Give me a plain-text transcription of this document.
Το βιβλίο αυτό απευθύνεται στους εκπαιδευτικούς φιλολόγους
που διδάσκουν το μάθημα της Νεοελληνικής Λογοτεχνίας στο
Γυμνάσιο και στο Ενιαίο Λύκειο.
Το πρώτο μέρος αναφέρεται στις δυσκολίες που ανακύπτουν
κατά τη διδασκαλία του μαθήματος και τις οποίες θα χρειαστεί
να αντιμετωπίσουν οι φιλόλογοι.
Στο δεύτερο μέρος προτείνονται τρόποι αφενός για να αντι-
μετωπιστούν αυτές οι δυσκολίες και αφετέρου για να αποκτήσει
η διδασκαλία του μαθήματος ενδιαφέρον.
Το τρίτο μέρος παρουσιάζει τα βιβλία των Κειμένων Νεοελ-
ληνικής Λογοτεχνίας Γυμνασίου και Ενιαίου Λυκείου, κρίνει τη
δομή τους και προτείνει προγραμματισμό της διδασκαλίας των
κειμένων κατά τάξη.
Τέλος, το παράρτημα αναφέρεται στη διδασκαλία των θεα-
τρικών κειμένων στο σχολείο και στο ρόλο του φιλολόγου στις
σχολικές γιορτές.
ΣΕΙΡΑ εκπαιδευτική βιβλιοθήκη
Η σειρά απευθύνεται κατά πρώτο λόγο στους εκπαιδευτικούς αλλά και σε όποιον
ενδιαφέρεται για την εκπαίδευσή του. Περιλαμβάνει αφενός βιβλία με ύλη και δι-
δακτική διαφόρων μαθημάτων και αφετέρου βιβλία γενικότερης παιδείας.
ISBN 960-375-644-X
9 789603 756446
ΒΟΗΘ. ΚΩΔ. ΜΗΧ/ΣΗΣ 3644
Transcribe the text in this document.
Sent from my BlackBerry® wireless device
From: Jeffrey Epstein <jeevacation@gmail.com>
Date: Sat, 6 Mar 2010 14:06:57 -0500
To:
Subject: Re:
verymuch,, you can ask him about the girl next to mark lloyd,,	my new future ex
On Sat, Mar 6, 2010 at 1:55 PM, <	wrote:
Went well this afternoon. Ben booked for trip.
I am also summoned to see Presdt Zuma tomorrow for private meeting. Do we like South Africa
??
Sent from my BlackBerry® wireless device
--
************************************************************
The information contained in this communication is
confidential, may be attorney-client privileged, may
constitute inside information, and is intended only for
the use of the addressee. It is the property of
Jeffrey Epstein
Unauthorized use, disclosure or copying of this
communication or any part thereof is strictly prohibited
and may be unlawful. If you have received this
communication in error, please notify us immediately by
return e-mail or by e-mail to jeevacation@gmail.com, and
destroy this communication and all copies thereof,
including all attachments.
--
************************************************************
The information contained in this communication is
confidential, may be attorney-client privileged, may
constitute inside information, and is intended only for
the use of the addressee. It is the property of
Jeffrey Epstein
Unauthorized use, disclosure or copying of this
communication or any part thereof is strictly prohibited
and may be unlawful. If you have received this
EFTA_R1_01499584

EXERCISE OBJECTIVE:
The listing above should be transcribed in full, exactly as written.

COMPLETED EXERCISE:
Give me a plain-text transcription of this document.
Το βιβλίο αυτό απευθύνεται στους εκπαιδευτικούς φιλολόγους
που διδάσκουν το μάθημα της Νεοελληνικής Λογοτεχνίας στο
Γυμνάσιο και στο Ενιαίο Λύκειο.
Το πρώτο μέρος αναφέρεται στις δυσκολίες που ανακύπτουν
κατά τη διδασκαλία του μαθήματος και τις οποίες θα χρειαστεί
να αντιμετωπίσουν οι φιλόλογοι.
Στο δεύτερο μέρος προτείνονται τρόποι αφενός για να αντι-
μετωπιστούν αυτές οι δυσκολίες και αφετέρου για να αποκτήσει
η διδασκαλία του μαθήματος ενδιαφέρον.
Το τρίτο μέρος παρουσιάζει τα βιβλία των Κειμένων Νεοελ-
ληνικής Λογοτεχνίας Γυμνασίου και Ενιαίου Λυκείου, κρίνει τη
δομή τους και προτείνει προγραμματισμό της διδασκαλίας των
κειμένων κατά τάξη.
Τέλος, το παράρτημα αναφέρεται στη διδασκαλία των θεα-
τρικών κειμένων στο σχολείο και στο ρόλο του φιλολόγου στις
σχολικές γιορτές.
ΣΕΙΡΑ εκπαιδευτική βιβλιοθήκη
Η σειρά απευθύνεται κατά πρώτο λόγο στους εκπαιδευτικούς αλλά και σε όποιον
ενδιαφέρεται για την εκπαίδευσή του. Περιλαμβάνει αφενός βιβλία με ύλη και δι-
δακτική διαφόρων μαθημάτων και αφετέρου βιβλία γενικότερης παιδείας.
ISBN 960-375-644-X
9 789603 756446
ΒΟΗΘ. ΚΩΔ. ΜΗΧ/ΣΗΣ 3644
Transcribe the text in this document.
Sent from my BlackBerry® wireless device
From: Jeffrey Epstein <jeevacation@gmail.com>
Date: Sat, 6 Mar 2010 14:06:57 -0500
To:
Subject: Re:
verymuch,, you can ask him about the girl next to mark lloyd,,	my new future ex
On Sat, Mar 6, 2010 at 1:55 PM, <	wrote:
Went well this afternoon. Ben booked for trip.
I am also summoned to see Presdt Zuma tomorrow for private meeting. Do we like South Africa
??
Sent from my BlackBerry® wireless device
--
************************************************************
The information contained in this communication is
confidential, may be attorney-client privileged, may
constitute inside information, and is intended only for
the use of the addressee. It is the property of
Jeffrey Epstein
Unauthorized use, disclosure or copying of this
communication or any part thereof is strictly prohibited
and may be unlawful. If you have received this
communication in error, please notify us immediately by
return e-mail or by e-mail to jeevacation@gmail.com, and
destroy this communication and all copies thereof,
including all attachments.
--
************************************************************
The information contained in this communication is
confidential, may be attorney-client privileged, may
constitute inside information, and is intended only for
the use of the addressee. It is the property of
Jeffrey Epstein
Unauthorized use, disclosure or copying of this
communication or any part thereof is strictly prohibited
and may be unlawful. If you have received this
EFTA_R1_01499584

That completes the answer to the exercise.